Begin Dataset records
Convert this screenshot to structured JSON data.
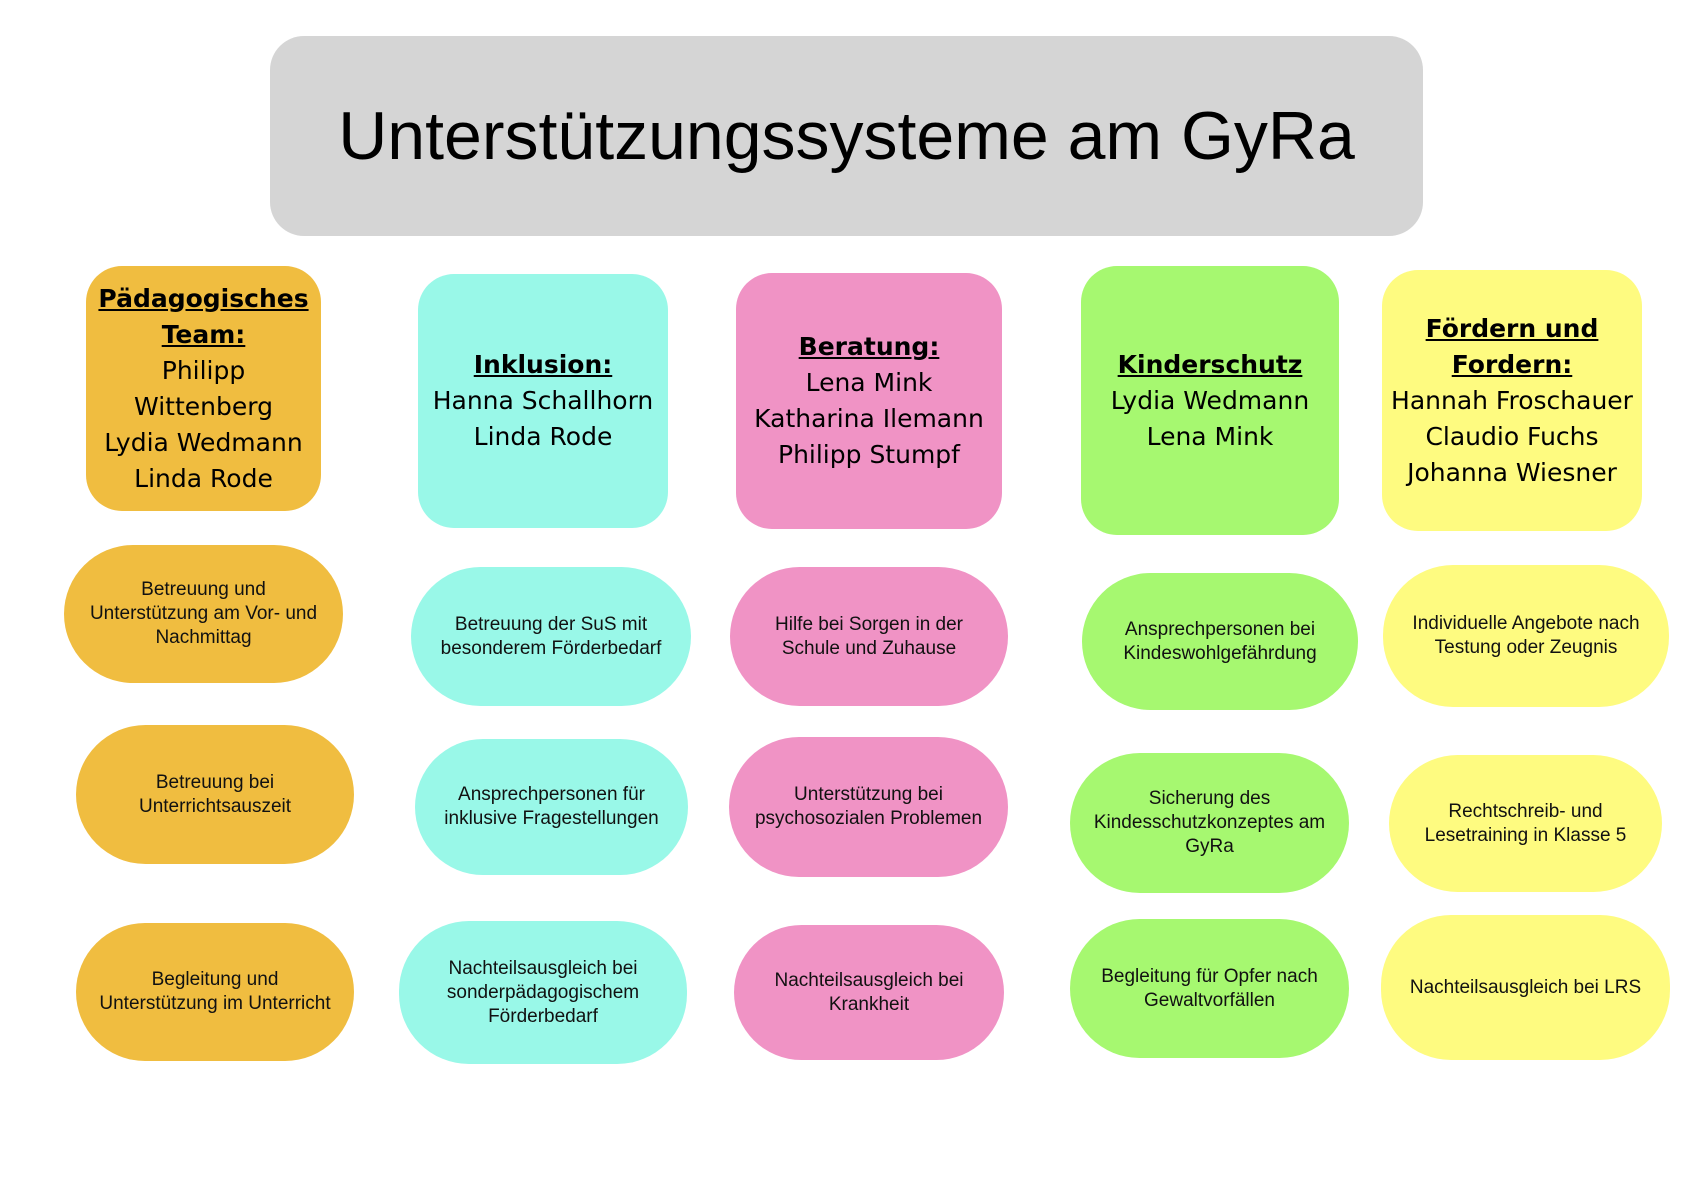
{
  "title": "Unterstützungssysteme am GyRa",
  "colors": {
    "title_bg": "#d5d5d5",
    "paedagogisch": "#f0bd40",
    "inklusion": "#99f8e8",
    "beratung": "#f093c5",
    "kinderschutz": "#a6f870",
    "foerdern": "#fefb80"
  },
  "columns": [
    {
      "heading": "Pädagogisches Team:",
      "names": [
        "Philipp",
        "Wittenberg",
        "Lydia Wedmann",
        "Linda Rode"
      ],
      "items": [
        "Betreuung und Unterstützung am Vor- und Nachmittag",
        "Betreuung bei Unterrichtsauszeit",
        "Begleitung und Unterstützung im Unterricht"
      ]
    },
    {
      "heading": "Inklusion:",
      "names": [
        "Hanna Schallhorn",
        "Linda Rode"
      ],
      "items": [
        "Betreuung der SuS mit besonderem Förderbedarf",
        "Ansprechpersonen für inklusive Fragestellungen",
        "Nachteilsausgleich bei sonderpädagogischem Förderbedarf"
      ]
    },
    {
      "heading": "Beratung:",
      "names": [
        "Lena Mink",
        "Katharina  Ilemann",
        "Philipp Stumpf"
      ],
      "items": [
        "Hilfe bei Sorgen in der Schule und Zuhause",
        "Unterstützung bei psychosozialen Problemen",
        "Nachteilsausgleich bei Krankheit"
      ]
    },
    {
      "heading": "Kinderschutz",
      "names": [
        "Lydia Wedmann",
        "Lena Mink"
      ],
      "items": [
        "Ansprechpersonen bei Kindeswohlgefährdung",
        "Sicherung des Kindesschutzkonzeptes am GyRa",
        "Begleitung für Opfer nach Gewaltvorfällen"
      ]
    },
    {
      "heading": "Fördern und Fordern:",
      "names": [
        "Hannah Froschauer",
        "Claudio Fuchs",
        "Johanna Wiesner"
      ],
      "items": [
        "Individuelle Angebote nach Testung oder Zeugnis",
        "Rechtschreib- und Lesetraining in Klasse 5",
        "Nachteilsausgleich bei LRS"
      ]
    }
  ]
}
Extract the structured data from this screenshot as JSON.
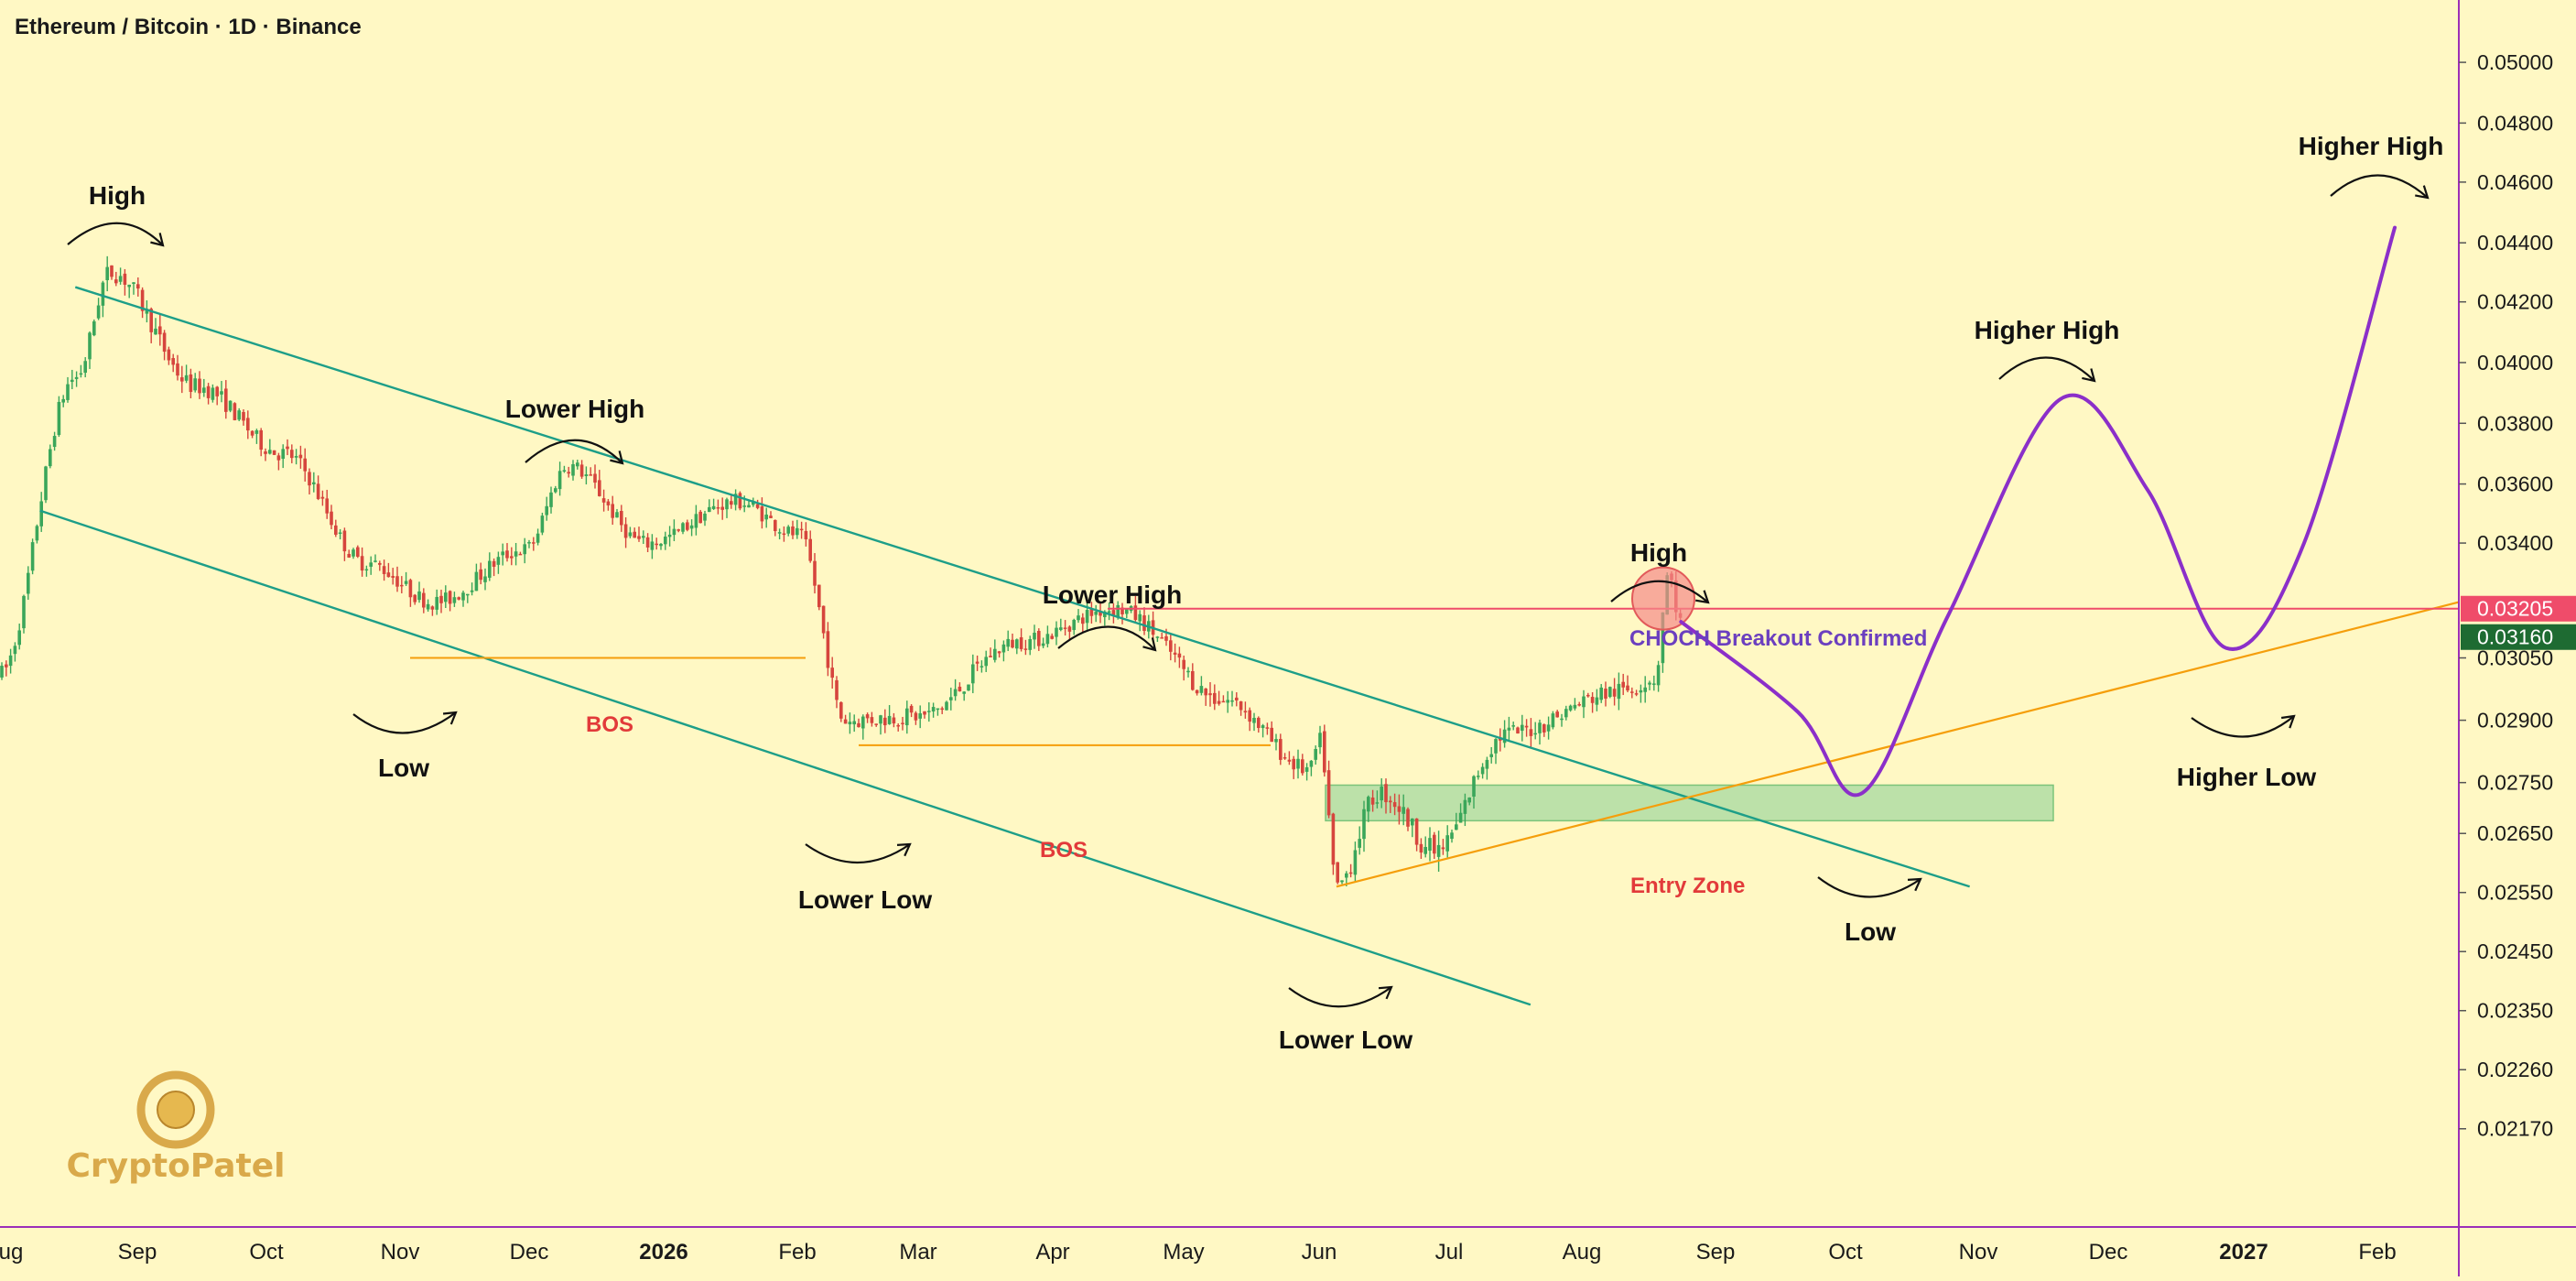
End Dataset records
Repeat all of the data above word for word, minus the pictures.

_Exercise output_
Convert this screenshot to structured JSON data.
{
  "title": "Unterstützungssysteme am GyRa",
  "colors": {
    "title_bg": "#d5d5d5",
    "paedagogisch": "#f0bd40",
    "inklusion": "#99f8e8",
    "beratung": "#f093c5",
    "kinderschutz": "#a6f870",
    "foerdern": "#fefb80"
  },
  "columns": [
    {
      "heading": "Pädagogisches Team:",
      "names": [
        "Philipp",
        "Wittenberg",
        "Lydia Wedmann",
        "Linda Rode"
      ],
      "items": [
        "Betreuung und Unterstützung am Vor- und Nachmittag",
        "Betreuung bei Unterrichtsauszeit",
        "Begleitung und Unterstützung im Unterricht"
      ]
    },
    {
      "heading": "Inklusion:",
      "names": [
        "Hanna Schallhorn",
        "Linda Rode"
      ],
      "items": [
        "Betreuung der SuS mit besonderem Förderbedarf",
        "Ansprechpersonen für inklusive Fragestellungen",
        "Nachteilsausgleich bei sonderpädagogischem Förderbedarf"
      ]
    },
    {
      "heading": "Beratung:",
      "names": [
        "Lena Mink",
        "Katharina  Ilemann",
        "Philipp Stumpf"
      ],
      "items": [
        "Hilfe bei Sorgen in der Schule und Zuhause",
        "Unterstützung bei psychosozialen Problemen",
        "Nachteilsausgleich bei Krankheit"
      ]
    },
    {
      "heading": "Kinderschutz",
      "names": [
        "Lydia Wedmann",
        "Lena Mink"
      ],
      "items": [
        "Ansprechpersonen bei Kindeswohlgefährdung",
        "Sicherung des Kindesschutzkonzeptes am GyRa",
        "Begleitung für Opfer nach Gewaltvorfällen"
      ]
    },
    {
      "heading": "Fördern und Fordern:",
      "names": [
        "Hannah Froschauer",
        "Claudio Fuchs",
        "Johanna Wiesner"
      ],
      "items": [
        "Individuelle Angebote nach Testung oder Zeugnis",
        "Rechtschreib- und Lesetraining in Klasse 5",
        "Nachteilsausgleich bei LRS"
      ]
    }
  ]
}
Extract the structured data from this screenshot as JSON.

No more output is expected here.